## Your objective
Select all lines with the string "JSON" in them, and copy those lines.
>> Begin Supplied data
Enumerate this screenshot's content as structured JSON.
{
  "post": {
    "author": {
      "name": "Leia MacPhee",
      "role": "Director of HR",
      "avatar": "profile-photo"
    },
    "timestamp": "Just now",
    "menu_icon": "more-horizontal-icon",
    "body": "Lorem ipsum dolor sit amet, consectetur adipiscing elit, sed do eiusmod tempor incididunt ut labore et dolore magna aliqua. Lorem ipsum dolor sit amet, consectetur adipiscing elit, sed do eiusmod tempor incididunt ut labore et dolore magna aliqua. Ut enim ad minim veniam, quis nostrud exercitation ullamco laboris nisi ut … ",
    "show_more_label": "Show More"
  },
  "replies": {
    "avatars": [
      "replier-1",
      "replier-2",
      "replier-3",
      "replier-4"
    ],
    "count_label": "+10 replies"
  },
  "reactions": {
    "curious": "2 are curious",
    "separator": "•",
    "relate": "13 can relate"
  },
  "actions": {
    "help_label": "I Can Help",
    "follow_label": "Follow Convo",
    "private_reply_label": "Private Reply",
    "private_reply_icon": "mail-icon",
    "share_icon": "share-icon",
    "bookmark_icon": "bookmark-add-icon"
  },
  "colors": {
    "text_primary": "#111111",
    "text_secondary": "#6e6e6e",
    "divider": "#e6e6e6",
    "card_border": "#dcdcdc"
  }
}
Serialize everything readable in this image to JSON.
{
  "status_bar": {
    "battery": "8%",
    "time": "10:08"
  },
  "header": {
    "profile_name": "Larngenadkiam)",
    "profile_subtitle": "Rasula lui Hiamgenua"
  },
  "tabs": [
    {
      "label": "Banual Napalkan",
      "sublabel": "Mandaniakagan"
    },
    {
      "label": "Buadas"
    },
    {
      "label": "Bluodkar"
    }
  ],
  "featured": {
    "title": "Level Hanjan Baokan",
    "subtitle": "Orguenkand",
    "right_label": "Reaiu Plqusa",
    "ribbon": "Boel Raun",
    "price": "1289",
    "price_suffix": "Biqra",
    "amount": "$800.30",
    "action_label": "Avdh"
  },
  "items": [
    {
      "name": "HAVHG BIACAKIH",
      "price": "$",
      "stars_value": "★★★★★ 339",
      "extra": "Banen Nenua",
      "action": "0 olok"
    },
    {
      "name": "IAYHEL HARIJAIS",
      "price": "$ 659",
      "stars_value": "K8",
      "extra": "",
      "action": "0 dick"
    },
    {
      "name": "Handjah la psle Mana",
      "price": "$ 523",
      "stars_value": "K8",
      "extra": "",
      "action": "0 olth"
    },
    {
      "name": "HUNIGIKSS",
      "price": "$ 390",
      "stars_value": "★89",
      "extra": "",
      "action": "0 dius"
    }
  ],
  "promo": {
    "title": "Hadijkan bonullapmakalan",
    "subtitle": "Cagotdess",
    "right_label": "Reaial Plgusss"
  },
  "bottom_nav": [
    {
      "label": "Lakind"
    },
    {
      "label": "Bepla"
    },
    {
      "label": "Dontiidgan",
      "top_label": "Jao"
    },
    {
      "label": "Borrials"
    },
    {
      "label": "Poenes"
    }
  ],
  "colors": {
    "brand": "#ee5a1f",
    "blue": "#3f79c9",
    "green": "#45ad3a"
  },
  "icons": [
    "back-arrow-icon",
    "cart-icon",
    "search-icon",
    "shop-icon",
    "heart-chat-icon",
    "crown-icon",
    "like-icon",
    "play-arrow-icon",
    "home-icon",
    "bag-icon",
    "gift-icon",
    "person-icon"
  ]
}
>> End Supplied data
## Task result
Enumerate this screenshot's content as structured JSON.
Serialize everything readable in this image to JSON.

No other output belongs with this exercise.